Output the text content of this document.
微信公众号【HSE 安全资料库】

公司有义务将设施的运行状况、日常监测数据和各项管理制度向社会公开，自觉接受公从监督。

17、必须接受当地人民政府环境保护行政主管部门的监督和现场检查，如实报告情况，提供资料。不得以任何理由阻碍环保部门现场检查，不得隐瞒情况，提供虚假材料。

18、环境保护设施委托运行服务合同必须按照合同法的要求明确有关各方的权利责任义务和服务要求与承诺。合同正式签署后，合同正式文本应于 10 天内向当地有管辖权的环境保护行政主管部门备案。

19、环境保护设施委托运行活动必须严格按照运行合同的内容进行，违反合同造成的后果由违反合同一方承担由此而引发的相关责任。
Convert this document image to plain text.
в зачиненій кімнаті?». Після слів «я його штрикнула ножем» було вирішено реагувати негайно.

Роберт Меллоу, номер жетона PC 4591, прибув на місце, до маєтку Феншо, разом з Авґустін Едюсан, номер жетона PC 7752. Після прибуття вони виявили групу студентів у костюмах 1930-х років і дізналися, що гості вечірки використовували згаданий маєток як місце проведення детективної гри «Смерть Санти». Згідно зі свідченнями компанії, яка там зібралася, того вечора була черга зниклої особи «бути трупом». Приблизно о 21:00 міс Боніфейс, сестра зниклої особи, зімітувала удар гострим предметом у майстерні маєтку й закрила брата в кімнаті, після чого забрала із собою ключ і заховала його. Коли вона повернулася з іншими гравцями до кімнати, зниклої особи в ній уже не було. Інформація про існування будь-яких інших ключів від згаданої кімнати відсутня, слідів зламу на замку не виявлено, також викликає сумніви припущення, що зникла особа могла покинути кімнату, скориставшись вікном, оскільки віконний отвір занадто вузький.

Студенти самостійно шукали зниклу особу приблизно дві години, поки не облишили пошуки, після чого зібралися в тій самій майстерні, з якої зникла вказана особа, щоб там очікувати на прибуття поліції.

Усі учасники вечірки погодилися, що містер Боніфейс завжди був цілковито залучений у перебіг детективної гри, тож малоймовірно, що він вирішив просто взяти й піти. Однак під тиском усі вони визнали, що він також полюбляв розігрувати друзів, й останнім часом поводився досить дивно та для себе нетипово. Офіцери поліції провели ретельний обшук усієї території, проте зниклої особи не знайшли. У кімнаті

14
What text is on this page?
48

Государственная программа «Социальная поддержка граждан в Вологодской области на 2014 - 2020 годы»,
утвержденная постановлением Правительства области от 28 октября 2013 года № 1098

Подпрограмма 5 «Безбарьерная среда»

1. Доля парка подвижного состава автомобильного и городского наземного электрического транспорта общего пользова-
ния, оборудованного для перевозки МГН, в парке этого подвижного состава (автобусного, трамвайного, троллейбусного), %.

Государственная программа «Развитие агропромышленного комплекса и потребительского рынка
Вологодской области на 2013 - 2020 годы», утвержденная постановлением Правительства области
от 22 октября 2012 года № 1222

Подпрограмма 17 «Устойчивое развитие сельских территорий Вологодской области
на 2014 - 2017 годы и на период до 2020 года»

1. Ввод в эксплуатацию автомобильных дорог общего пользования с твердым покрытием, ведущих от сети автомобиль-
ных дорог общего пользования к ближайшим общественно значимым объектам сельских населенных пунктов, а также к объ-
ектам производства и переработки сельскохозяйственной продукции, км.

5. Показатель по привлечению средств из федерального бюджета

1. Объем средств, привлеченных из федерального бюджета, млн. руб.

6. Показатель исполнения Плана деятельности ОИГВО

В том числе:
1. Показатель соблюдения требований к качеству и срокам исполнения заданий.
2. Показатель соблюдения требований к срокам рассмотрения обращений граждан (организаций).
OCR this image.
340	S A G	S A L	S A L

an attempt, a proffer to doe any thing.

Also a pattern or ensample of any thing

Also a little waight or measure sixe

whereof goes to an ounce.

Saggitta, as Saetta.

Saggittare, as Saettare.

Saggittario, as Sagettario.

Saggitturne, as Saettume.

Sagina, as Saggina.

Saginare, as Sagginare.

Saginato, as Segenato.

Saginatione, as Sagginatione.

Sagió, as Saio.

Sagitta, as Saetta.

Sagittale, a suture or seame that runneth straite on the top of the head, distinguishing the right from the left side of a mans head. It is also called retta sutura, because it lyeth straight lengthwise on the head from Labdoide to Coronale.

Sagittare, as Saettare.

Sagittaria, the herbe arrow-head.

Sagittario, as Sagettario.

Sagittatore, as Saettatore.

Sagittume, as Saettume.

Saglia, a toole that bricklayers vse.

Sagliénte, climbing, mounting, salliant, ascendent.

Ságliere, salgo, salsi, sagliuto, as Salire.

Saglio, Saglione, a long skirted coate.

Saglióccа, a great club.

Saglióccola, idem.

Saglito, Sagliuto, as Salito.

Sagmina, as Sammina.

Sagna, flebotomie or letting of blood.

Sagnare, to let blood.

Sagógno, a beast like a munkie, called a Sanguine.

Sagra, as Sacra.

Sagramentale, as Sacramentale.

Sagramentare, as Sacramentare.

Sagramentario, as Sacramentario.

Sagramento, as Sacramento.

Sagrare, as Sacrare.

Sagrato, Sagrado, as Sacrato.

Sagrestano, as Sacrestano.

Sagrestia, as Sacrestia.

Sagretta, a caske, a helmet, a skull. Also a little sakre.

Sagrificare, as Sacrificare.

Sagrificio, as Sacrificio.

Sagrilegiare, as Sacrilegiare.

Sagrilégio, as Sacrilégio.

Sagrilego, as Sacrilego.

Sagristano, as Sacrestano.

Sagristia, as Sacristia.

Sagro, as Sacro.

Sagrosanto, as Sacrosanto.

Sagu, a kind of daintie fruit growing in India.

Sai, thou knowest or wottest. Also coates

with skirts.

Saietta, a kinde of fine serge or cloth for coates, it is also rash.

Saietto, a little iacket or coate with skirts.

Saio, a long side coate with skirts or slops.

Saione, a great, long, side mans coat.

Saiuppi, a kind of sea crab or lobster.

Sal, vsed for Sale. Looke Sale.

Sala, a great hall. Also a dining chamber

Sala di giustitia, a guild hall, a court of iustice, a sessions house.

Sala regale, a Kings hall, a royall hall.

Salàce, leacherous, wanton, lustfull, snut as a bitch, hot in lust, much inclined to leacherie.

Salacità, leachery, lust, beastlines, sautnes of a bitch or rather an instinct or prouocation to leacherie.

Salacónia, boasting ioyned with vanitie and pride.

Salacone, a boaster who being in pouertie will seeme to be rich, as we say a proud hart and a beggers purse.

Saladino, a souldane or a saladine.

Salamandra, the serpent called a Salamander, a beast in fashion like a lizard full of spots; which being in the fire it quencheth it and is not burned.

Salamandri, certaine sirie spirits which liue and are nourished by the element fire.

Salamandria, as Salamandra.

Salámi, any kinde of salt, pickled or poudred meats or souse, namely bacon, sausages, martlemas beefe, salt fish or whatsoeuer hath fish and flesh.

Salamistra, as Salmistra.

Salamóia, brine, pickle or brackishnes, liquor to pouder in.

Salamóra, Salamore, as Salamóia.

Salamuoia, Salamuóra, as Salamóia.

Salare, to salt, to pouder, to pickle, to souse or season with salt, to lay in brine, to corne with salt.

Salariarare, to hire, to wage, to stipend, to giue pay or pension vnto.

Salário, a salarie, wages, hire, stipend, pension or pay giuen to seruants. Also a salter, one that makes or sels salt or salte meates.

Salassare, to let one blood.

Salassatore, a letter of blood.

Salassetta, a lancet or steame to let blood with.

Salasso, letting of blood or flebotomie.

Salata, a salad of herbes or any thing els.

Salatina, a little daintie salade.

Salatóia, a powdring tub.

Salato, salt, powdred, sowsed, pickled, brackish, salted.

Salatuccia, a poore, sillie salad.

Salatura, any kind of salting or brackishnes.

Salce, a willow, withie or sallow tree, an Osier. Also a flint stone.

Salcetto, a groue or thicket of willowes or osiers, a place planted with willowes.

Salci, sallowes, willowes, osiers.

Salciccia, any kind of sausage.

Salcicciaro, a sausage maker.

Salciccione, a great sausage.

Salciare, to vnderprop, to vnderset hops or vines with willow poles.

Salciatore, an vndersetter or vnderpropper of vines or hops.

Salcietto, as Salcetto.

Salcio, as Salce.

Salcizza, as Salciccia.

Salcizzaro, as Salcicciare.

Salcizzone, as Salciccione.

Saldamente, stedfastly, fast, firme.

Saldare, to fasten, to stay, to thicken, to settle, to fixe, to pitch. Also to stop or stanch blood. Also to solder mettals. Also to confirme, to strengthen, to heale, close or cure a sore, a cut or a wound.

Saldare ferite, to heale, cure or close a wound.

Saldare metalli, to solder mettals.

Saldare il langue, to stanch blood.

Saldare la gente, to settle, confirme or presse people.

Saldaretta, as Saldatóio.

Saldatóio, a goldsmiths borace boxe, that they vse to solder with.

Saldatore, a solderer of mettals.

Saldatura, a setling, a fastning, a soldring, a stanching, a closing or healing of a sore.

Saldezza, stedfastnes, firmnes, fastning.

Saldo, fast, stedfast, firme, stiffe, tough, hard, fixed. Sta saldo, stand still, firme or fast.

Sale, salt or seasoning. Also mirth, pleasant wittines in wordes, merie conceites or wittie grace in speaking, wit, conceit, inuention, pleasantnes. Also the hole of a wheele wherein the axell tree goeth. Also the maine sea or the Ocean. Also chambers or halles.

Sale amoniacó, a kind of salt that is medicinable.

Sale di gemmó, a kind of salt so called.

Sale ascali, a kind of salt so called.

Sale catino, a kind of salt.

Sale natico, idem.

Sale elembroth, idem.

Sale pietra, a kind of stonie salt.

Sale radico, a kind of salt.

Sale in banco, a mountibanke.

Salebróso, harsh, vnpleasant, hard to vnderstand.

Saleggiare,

________________________________________

WHAT THE TASK ASKS: Give only the number of lines in the records that contain the string "heale".

CORRECT ANSWER: 2